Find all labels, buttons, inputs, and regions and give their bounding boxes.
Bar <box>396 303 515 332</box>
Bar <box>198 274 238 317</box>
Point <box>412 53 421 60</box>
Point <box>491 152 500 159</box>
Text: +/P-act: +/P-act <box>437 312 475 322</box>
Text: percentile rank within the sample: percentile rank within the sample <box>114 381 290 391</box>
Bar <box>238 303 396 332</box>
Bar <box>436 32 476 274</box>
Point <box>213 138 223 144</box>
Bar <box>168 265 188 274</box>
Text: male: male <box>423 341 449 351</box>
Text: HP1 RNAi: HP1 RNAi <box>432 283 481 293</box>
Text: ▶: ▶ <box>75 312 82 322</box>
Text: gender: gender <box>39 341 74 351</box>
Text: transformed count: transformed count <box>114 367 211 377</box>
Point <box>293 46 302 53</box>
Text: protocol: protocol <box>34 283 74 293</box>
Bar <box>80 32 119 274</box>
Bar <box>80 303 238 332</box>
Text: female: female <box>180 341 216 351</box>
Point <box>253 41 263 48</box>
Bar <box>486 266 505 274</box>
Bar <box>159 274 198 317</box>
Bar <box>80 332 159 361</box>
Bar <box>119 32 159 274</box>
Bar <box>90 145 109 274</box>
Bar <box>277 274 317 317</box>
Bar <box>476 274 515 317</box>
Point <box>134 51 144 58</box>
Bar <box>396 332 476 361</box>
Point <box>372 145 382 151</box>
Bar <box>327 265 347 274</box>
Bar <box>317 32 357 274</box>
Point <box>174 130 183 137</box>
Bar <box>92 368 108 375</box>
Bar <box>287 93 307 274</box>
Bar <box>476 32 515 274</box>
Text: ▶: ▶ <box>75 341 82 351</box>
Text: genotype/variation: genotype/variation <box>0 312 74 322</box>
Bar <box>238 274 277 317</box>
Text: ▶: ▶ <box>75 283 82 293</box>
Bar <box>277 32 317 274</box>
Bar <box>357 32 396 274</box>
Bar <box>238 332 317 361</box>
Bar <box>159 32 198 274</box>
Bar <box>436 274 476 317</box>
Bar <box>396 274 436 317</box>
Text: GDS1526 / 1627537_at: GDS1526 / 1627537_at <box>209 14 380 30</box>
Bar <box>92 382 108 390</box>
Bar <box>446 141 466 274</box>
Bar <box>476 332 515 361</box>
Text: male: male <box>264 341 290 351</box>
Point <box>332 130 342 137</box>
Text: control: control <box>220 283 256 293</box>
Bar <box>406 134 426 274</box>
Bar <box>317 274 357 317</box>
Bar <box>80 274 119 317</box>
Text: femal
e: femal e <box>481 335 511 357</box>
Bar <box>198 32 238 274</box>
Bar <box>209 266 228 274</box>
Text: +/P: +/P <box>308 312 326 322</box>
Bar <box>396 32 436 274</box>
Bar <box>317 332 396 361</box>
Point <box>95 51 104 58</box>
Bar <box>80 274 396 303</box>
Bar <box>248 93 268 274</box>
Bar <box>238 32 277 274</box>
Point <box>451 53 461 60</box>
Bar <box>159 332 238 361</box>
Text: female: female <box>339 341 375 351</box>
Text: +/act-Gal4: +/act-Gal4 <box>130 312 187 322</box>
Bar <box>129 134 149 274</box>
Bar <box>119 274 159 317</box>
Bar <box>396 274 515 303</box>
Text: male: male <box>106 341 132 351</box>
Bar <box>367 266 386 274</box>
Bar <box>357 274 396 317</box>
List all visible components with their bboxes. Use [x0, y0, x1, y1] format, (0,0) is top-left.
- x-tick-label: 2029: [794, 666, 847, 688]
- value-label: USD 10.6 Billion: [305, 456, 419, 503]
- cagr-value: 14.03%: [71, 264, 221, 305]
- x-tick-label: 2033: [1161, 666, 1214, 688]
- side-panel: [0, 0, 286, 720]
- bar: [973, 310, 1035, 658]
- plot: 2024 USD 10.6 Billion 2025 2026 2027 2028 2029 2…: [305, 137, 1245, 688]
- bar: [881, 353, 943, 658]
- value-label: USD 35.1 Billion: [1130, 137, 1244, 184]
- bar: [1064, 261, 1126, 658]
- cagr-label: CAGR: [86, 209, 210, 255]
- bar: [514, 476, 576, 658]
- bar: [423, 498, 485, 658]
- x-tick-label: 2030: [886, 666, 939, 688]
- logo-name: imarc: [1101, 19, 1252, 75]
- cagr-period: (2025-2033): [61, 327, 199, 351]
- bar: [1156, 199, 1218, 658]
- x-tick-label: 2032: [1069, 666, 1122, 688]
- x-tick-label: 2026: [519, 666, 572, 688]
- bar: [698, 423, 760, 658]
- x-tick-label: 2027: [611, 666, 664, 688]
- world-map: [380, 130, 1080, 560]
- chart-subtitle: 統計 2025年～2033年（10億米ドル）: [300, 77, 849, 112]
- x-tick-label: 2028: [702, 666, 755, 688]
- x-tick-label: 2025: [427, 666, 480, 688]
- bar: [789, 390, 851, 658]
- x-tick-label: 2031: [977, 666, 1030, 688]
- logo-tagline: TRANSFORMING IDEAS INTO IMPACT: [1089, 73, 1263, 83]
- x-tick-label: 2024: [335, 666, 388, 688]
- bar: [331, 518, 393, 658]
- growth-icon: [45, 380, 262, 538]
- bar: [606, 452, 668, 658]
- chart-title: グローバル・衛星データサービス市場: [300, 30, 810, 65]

========

> **What needs to be done**
Return, unchanged, the stretch of the records from the very first line through the line containing "Point <box>174 130 183 137</box>". Include both of those lines and nothing after them.

> **Solution for this problem**
Find all labels, buttons, inputs, and regions and give their bounding boxes.
Bar <box>396 303 515 332</box>
Bar <box>198 274 238 317</box>
Point <box>412 53 421 60</box>
Point <box>491 152 500 159</box>
Text: +/P-act: +/P-act <box>437 312 475 322</box>
Text: percentile rank within the sample: percentile rank within the sample <box>114 381 290 391</box>
Bar <box>238 303 396 332</box>
Bar <box>436 32 476 274</box>
Point <box>213 138 223 144</box>
Bar <box>168 265 188 274</box>
Text: male: male <box>423 341 449 351</box>
Text: HP1 RNAi: HP1 RNAi <box>432 283 481 293</box>
Text: ▶: ▶ <box>75 312 82 322</box>
Text: gender: gender <box>39 341 74 351</box>
Text: transformed count: transformed count <box>114 367 211 377</box>
Point <box>293 46 302 53</box>
Text: protocol: protocol <box>34 283 74 293</box>
Bar <box>80 32 119 274</box>
Bar <box>80 303 238 332</box>
Text: female: female <box>180 341 216 351</box>
Point <box>253 41 263 48</box>
Bar <box>486 266 505 274</box>
Bar <box>159 274 198 317</box>
Bar <box>80 332 159 361</box>
Bar <box>119 32 159 274</box>
Bar <box>90 145 109 274</box>
Bar <box>277 274 317 317</box>
Bar <box>476 274 515 317</box>
Point <box>134 51 144 58</box>
Bar <box>396 332 476 361</box>
Point <box>372 145 382 151</box>
Bar <box>327 265 347 274</box>
Bar <box>317 32 357 274</box>
Point <box>174 130 183 137</box>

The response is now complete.